Set problem
Restate, word for word, all of the material shown below.

+---+

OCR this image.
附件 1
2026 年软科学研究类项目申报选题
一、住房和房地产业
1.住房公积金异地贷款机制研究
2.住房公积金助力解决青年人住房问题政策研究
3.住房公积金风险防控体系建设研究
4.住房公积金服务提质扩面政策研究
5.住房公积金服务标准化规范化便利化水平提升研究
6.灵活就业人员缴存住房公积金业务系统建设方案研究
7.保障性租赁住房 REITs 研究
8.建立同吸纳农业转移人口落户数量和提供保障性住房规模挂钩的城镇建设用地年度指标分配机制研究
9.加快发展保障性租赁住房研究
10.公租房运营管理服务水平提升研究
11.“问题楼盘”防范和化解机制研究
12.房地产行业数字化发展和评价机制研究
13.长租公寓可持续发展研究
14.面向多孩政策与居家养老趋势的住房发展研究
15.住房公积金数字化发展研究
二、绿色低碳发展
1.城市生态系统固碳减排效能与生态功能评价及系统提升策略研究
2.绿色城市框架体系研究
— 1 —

+---+

Correct response
OCR this image.
附件 1
2026 年软科学研究类项目申报选题
一、住房和房地产业
1.住房公积金异地贷款机制研究
2.住房公积金助力解决青年人住房问题政策研究
3.住房公积金风险防控体系建设研究
4.住房公积金服务提质扩面政策研究
5.住房公积金服务标准化规范化便利化水平提升研究
6.灵活就业人员缴存住房公积金业务系统建设方案研究
7.保障性租赁住房 REITs 研究
8.建立同吸纳农业转移人口落户数量和提供保障性住房规模挂钩的城镇建设用地年度指标分配机制研究
9.加快发展保障性租赁住房研究
10.公租房运营管理服务水平提升研究
11.“问题楼盘”防范和化解机制研究
12.房地产行业数字化发展和评价机制研究
13.长租公寓可持续发展研究
14.面向多孩政策与居家养老趋势的住房发展研究
15.住房公积金数字化发展研究
二、绿色低碳发展
1.城市生态系统固碳减排效能与生态功能评价及系统提升策略研究
2.绿色城市框架体系研究
— 1 —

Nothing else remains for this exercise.